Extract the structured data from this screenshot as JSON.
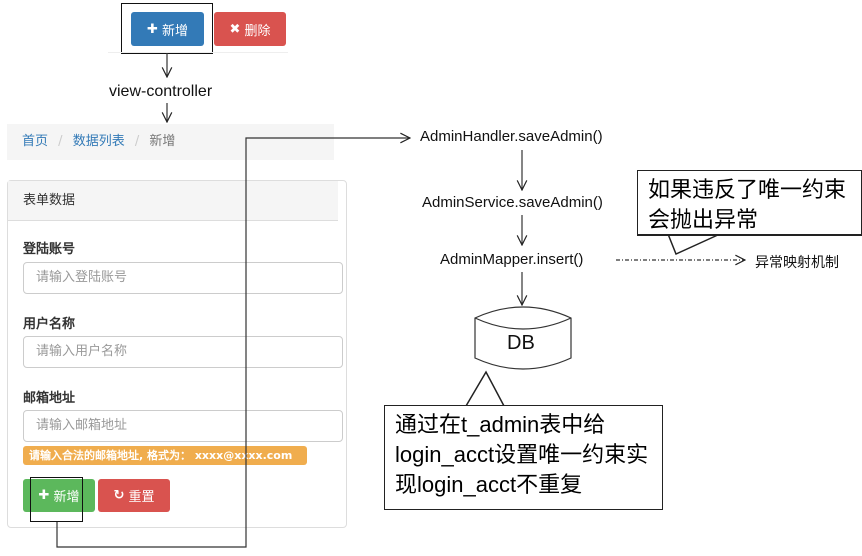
{
  "top": {
    "add_label": "新增",
    "delete_label": "删除"
  },
  "flow": {
    "view_controller": "view-controller",
    "handler": "AdminHandler.saveAdmin()",
    "service": "AdminService.saveAdmin()",
    "mapper": "AdminMapper.insert()",
    "db": "DB",
    "exception_mapping": "异常映射机制"
  },
  "breadcrumb": {
    "items": [
      "首页",
      "数据列表",
      "新增"
    ],
    "sep": "/"
  },
  "form": {
    "panel_title": "表单数据",
    "fields": [
      {
        "label": "登陆账号",
        "placeholder": "请输入登陆账号"
      },
      {
        "label": "用户名称",
        "placeholder": "请输入用户名称"
      },
      {
        "label": "邮箱地址",
        "placeholder": "请输入邮箱地址"
      }
    ],
    "email_hint": "请输入合法的邮箱地址, 格式为： xxxx@xxxx.com",
    "submit_label": "新增",
    "reset_label": "重置"
  },
  "callouts": {
    "unique_exception": "如果违反了唯一约束会抛出异常",
    "unique_constraint": "通过在t_admin表中给login_acct设置唯一约束实现login_acct不重复"
  },
  "colors": {
    "primary": "#337ab7",
    "danger": "#d9534f",
    "success": "#5cb85c",
    "warning": "#f0ad4e"
  }
}
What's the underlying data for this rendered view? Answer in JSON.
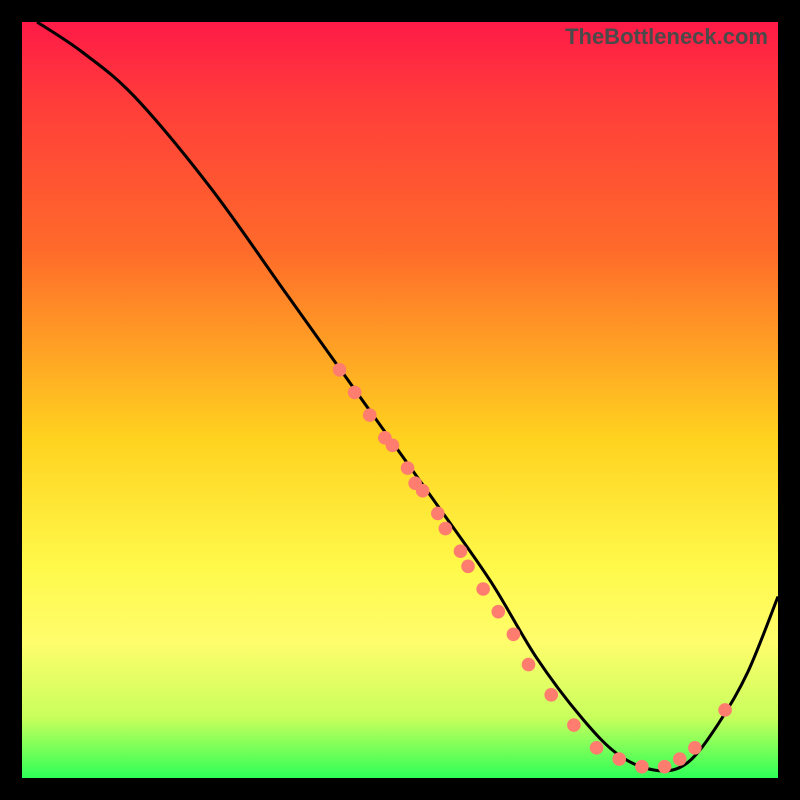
{
  "attribution": "TheBottleneck.com",
  "chart_data": {
    "type": "line",
    "title": "",
    "xlabel": "",
    "ylabel": "",
    "xlim": [
      0,
      100
    ],
    "ylim": [
      0,
      100
    ],
    "grid": false,
    "legend": false,
    "curve": {
      "name": "bottleneck-curve",
      "x": [
        2,
        8,
        15,
        25,
        35,
        45,
        55,
        62,
        68,
        74,
        79,
        84,
        88,
        92,
        96,
        100
      ],
      "y": [
        100,
        96,
        90,
        78,
        64,
        50,
        36,
        26,
        16,
        8,
        3,
        1,
        2,
        7,
        14,
        24
      ]
    },
    "highlight_points": {
      "name": "highlight-dots",
      "color": "#ff7d6f",
      "points": [
        {
          "x": 42,
          "y": 54
        },
        {
          "x": 44,
          "y": 51
        },
        {
          "x": 46,
          "y": 48
        },
        {
          "x": 48,
          "y": 45
        },
        {
          "x": 49,
          "y": 44
        },
        {
          "x": 51,
          "y": 41
        },
        {
          "x": 52,
          "y": 39
        },
        {
          "x": 53,
          "y": 38
        },
        {
          "x": 55,
          "y": 35
        },
        {
          "x": 56,
          "y": 33
        },
        {
          "x": 58,
          "y": 30
        },
        {
          "x": 59,
          "y": 28
        },
        {
          "x": 61,
          "y": 25
        },
        {
          "x": 63,
          "y": 22
        },
        {
          "x": 65,
          "y": 19
        },
        {
          "x": 67,
          "y": 15
        },
        {
          "x": 70,
          "y": 11
        },
        {
          "x": 73,
          "y": 7
        },
        {
          "x": 76,
          "y": 4
        },
        {
          "x": 79,
          "y": 2.5
        },
        {
          "x": 82,
          "y": 1.5
        },
        {
          "x": 85,
          "y": 1.5
        },
        {
          "x": 87,
          "y": 2.5
        },
        {
          "x": 89,
          "y": 4
        },
        {
          "x": 93,
          "y": 9
        }
      ]
    }
  }
}
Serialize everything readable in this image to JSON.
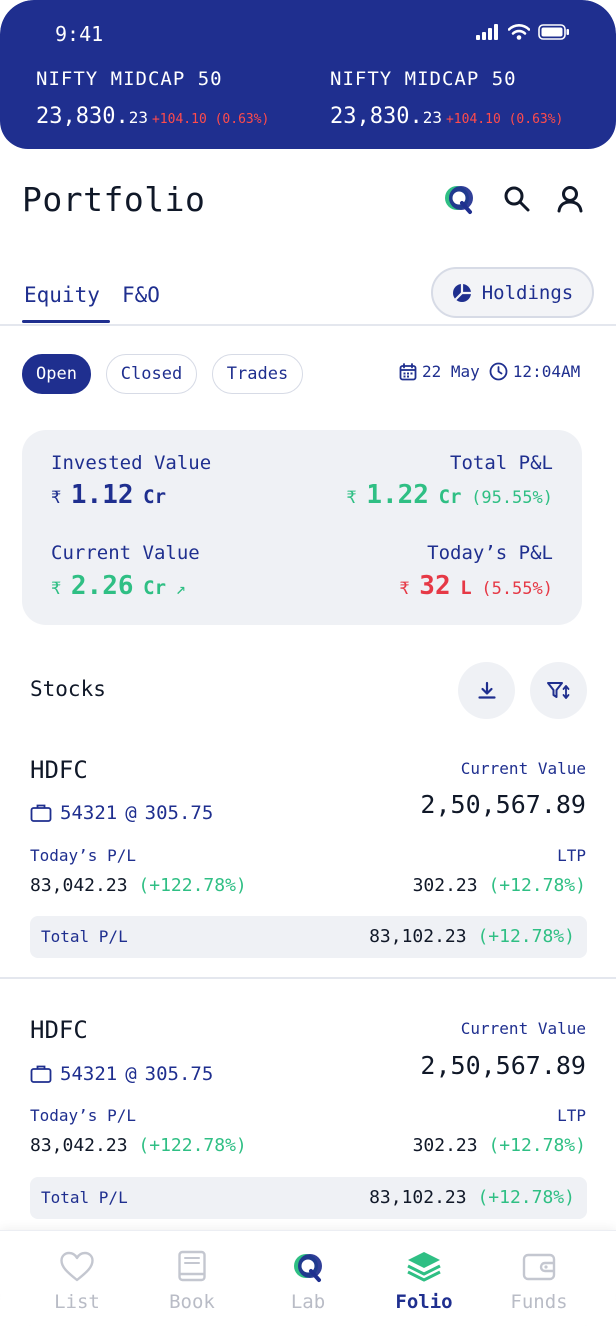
{
  "status_bar": {
    "time": "9:41"
  },
  "tickers": [
    {
      "name": "NIFTY MIDCAP 50",
      "price_main": "23,830.",
      "price_dec": "23",
      "change": "+104.10 (0.63%)"
    },
    {
      "name": "NIFTY MIDCAP 50",
      "price_main": "23,830.",
      "price_dec": "23",
      "change": "+104.10 (0.63%)"
    }
  ],
  "header": {
    "title": "Portfolio",
    "icons": [
      "q-logo-icon",
      "search-icon",
      "user-icon"
    ]
  },
  "tabs": [
    {
      "label": "Equity",
      "active": true
    },
    {
      "label": "F&O",
      "active": false
    }
  ],
  "holdings_button": {
    "label": "Holdings",
    "icon": "pie-chart-icon"
  },
  "filters": [
    {
      "label": "Open",
      "active": true
    },
    {
      "label": "Closed",
      "active": false
    },
    {
      "label": "Trades",
      "active": false
    }
  ],
  "date": "22 May",
  "time": "12:04AM",
  "summary": {
    "invested": {
      "label": "Invested Value",
      "currency": "₹",
      "value": "1.12",
      "unit": "Cr"
    },
    "total_pl": {
      "label": "Total P&L",
      "currency": "₹",
      "value": "1.22",
      "unit": "Cr",
      "pct": "(95.55%)"
    },
    "current": {
      "label": "Current Value",
      "currency": "₹",
      "value": "2.26",
      "unit": "Cr",
      "arrow": "↗"
    },
    "todays_pl": {
      "label": "Today’s P&L",
      "currency": "₹",
      "value": "32",
      "unit": "L",
      "pct": "(5.55%)"
    }
  },
  "stocks_section": {
    "title": "Stocks"
  },
  "stocks": [
    {
      "symbol": "HDFC",
      "qty": "54321",
      "at": "@",
      "avg": "305.75",
      "current_value_label": "Current Value",
      "current_value": "2,50,567.89",
      "todays_pl_label": "Today’s P/L",
      "todays_pl": "83,042.23",
      "todays_pl_pct": "(+122.78%)",
      "ltp_label": "LTP",
      "ltp": "302.23",
      "ltp_pct": "(+12.78%)",
      "total_pl_label": "Total P/L",
      "total_pl": "83,102.23",
      "total_pl_pct": "(+12.78%)"
    },
    {
      "symbol": "HDFC",
      "qty": "54321",
      "at": "@",
      "avg": "305.75",
      "current_value_label": "Current Value",
      "current_value": "2,50,567.89",
      "todays_pl_label": "Today’s P/L",
      "todays_pl": "83,042.23",
      "todays_pl_pct": "(+122.78%)",
      "ltp_label": "LTP",
      "ltp": "302.23",
      "ltp_pct": "(+12.78%)",
      "total_pl_label": "Total P/L",
      "total_pl": "83,102.23",
      "total_pl_pct": "(+12.78%)"
    }
  ],
  "bottom_nav": [
    {
      "label": "List",
      "icon": "heart-icon"
    },
    {
      "label": "Book",
      "icon": "book-icon"
    },
    {
      "label": "Lab",
      "icon": "q-logo-icon"
    },
    {
      "label": "Folio",
      "icon": "layers-icon",
      "active": true
    },
    {
      "label": "Funds",
      "icon": "wallet-icon"
    }
  ],
  "colors": {
    "primary": "#1f2f8f",
    "positive": "#2fbf84",
    "negative": "#e63946",
    "card_bg": "#eff1f5"
  }
}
-.-.-
- [What you have to do]: Write out the listing above again, exactly, but with no pictures in the copy.

- [Written solution]:
Extract the structured data from this screenshot as JSON.
{
  "top": {
    "add_label": "新增",
    "delete_label": "删除"
  },
  "flow": {
    "view_controller": "view-controller",
    "handler": "AdminHandler.saveAdmin()",
    "service": "AdminService.saveAdmin()",
    "mapper": "AdminMapper.insert()",
    "db": "DB",
    "exception_mapping": "异常映射机制"
  },
  "breadcrumb": {
    "items": [
      "首页",
      "数据列表",
      "新增"
    ],
    "sep": "/"
  },
  "form": {
    "panel_title": "表单数据",
    "fields": [
      {
        "label": "登陆账号",
        "placeholder": "请输入登陆账号"
      },
      {
        "label": "用户名称",
        "placeholder": "请输入用户名称"
      },
      {
        "label": "邮箱地址",
        "placeholder": "请输入邮箱地址"
      }
    ],
    "email_hint": "请输入合法的邮箱地址, 格式为： xxxx@xxxx.com",
    "submit_label": "新增",
    "reset_label": "重置"
  },
  "callouts": {
    "unique_exception": "如果违反了唯一约束会抛出异常",
    "unique_constraint": "通过在t_admin表中给login_acct设置唯一约束实现login_acct不重复"
  },
  "colors": {
    "primary": "#337ab7",
    "danger": "#d9534f",
    "success": "#5cb85c",
    "warning": "#f0ad4e"
  }
}
What's the underlying data for this rendered view? Answer in JSON.
{
  "attribution": "TheBottleneck.com",
  "chart_data": {
    "type": "line",
    "title": "",
    "xlabel": "",
    "ylabel": "",
    "xlim": [
      0,
      100
    ],
    "ylim": [
      0,
      100
    ],
    "grid": false,
    "legend": false,
    "curve": {
      "name": "bottleneck-curve",
      "x": [
        2,
        8,
        15,
        25,
        35,
        45,
        55,
        62,
        68,
        74,
        79,
        84,
        88,
        92,
        96,
        100
      ],
      "y": [
        100,
        96,
        90,
        78,
        64,
        50,
        36,
        26,
        16,
        8,
        3,
        1,
        2,
        7,
        14,
        24
      ]
    },
    "highlight_points": {
      "name": "highlight-dots",
      "color": "#ff7d6f",
      "points": [
        {
          "x": 42,
          "y": 54
        },
        {
          "x": 44,
          "y": 51
        },
        {
          "x": 46,
          "y": 48
        },
        {
          "x": 48,
          "y": 45
        },
        {
          "x": 49,
          "y": 44
        },
        {
          "x": 51,
          "y": 41
        },
        {
          "x": 52,
          "y": 39
        },
        {
          "x": 53,
          "y": 38
        },
        {
          "x": 55,
          "y": 35
        },
        {
          "x": 56,
          "y": 33
        },
        {
          "x": 58,
          "y": 30
        },
        {
          "x": 59,
          "y": 28
        },
        {
          "x": 61,
          "y": 25
        },
        {
          "x": 63,
          "y": 22
        },
        {
          "x": 65,
          "y": 19
        },
        {
          "x": 67,
          "y": 15
        },
        {
          "x": 70,
          "y": 11
        },
        {
          "x": 73,
          "y": 7
        },
        {
          "x": 76,
          "y": 4
        },
        {
          "x": 79,
          "y": 2.5
        },
        {
          "x": 82,
          "y": 1.5
        },
        {
          "x": 85,
          "y": 1.5
        },
        {
          "x": 87,
          "y": 2.5
        },
        {
          "x": 89,
          "y": 4
        },
        {
          "x": 93,
          "y": 9
        }
      ]
    }
  }
}
Serialize everything readable in this image to JSON.
{
  "status_bar": {
    "time": "9:41"
  },
  "tickers": [
    {
      "name": "NIFTY MIDCAP 50",
      "price_main": "23,830.",
      "price_dec": "23",
      "change": "+104.10 (0.63%)"
    },
    {
      "name": "NIFTY MIDCAP 50",
      "price_main": "23,830.",
      "price_dec": "23",
      "change": "+104.10 (0.63%)"
    }
  ],
  "header": {
    "title": "Portfolio",
    "icons": [
      "q-logo-icon",
      "search-icon",
      "user-icon"
    ]
  },
  "tabs": [
    {
      "label": "Equity",
      "active": true
    },
    {
      "label": "F&O",
      "active": false
    }
  ],
  "holdings_button": {
    "label": "Holdings",
    "icon": "pie-chart-icon"
  },
  "filters": [
    {
      "label": "Open",
      "active": true
    },
    {
      "label": "Closed",
      "active": false
    },
    {
      "label": "Trades",
      "active": false
    }
  ],
  "date": "22 May",
  "time": "12:04AM",
  "summary": {
    "invested": {
      "label": "Invested Value",
      "currency": "₹",
      "value": "1.12",
      "unit": "Cr"
    },
    "total_pl": {
      "label": "Total P&L",
      "currency": "₹",
      "value": "1.22",
      "unit": "Cr",
      "pct": "(95.55%)"
    },
    "current": {
      "label": "Current Value",
      "currency": "₹",
      "value": "2.26",
      "unit": "Cr",
      "arrow": "↗"
    },
    "todays_pl": {
      "label": "Today’s P&L",
      "currency": "₹",
      "value": "32",
      "unit": "L",
      "pct": "(5.55%)"
    }
  },
  "stocks_section": {
    "title": "Stocks"
  },
  "stocks": [
    {
      "symbol": "HDFC",
      "qty": "54321",
      "at": "@",
      "avg": "305.75",
      "current_value_label": "Current Value",
      "current_value": "2,50,567.89",
      "todays_pl_label": "Today’s P/L",
      "todays_pl": "83,042.23",
      "todays_pl_pct": "(+122.78%)",
      "ltp_label": "LTP",
      "ltp": "302.23",
      "ltp_pct": "(+12.78%)",
      "total_pl_label": "Total P/L",
      "total_pl": "83,102.23",
      "total_pl_pct": "(+12.78%)"
    },
    {
      "symbol": "HDFC",
      "qty": "54321",
      "at": "@",
      "avg": "305.75",
      "current_value_label": "Current Value",
      "current_value": "2,50,567.89",
      "todays_pl_label": "Today’s P/L",
      "todays_pl": "83,042.23",
      "todays_pl_pct": "(+122.78%)",
      "ltp_label": "LTP",
      "ltp": "302.23",
      "ltp_pct": "(+12.78%)",
      "total_pl_label": "Total P/L",
      "total_pl": "83,102.23",
      "total_pl_pct": "(+12.78%)"
    }
  ],
  "bottom_nav": [
    {
      "label": "List",
      "icon": "heart-icon"
    },
    {
      "label": "Book",
      "icon": "book-icon"
    },
    {
      "label": "Lab",
      "icon": "q-logo-icon"
    },
    {
      "label": "Folio",
      "icon": "layers-icon",
      "active": true
    },
    {
      "label": "Funds",
      "icon": "wallet-icon"
    }
  ],
  "colors": {
    "primary": "#1f2f8f",
    "positive": "#2fbf84",
    "negative": "#e63946",
    "card_bg": "#eff1f5"
  }
}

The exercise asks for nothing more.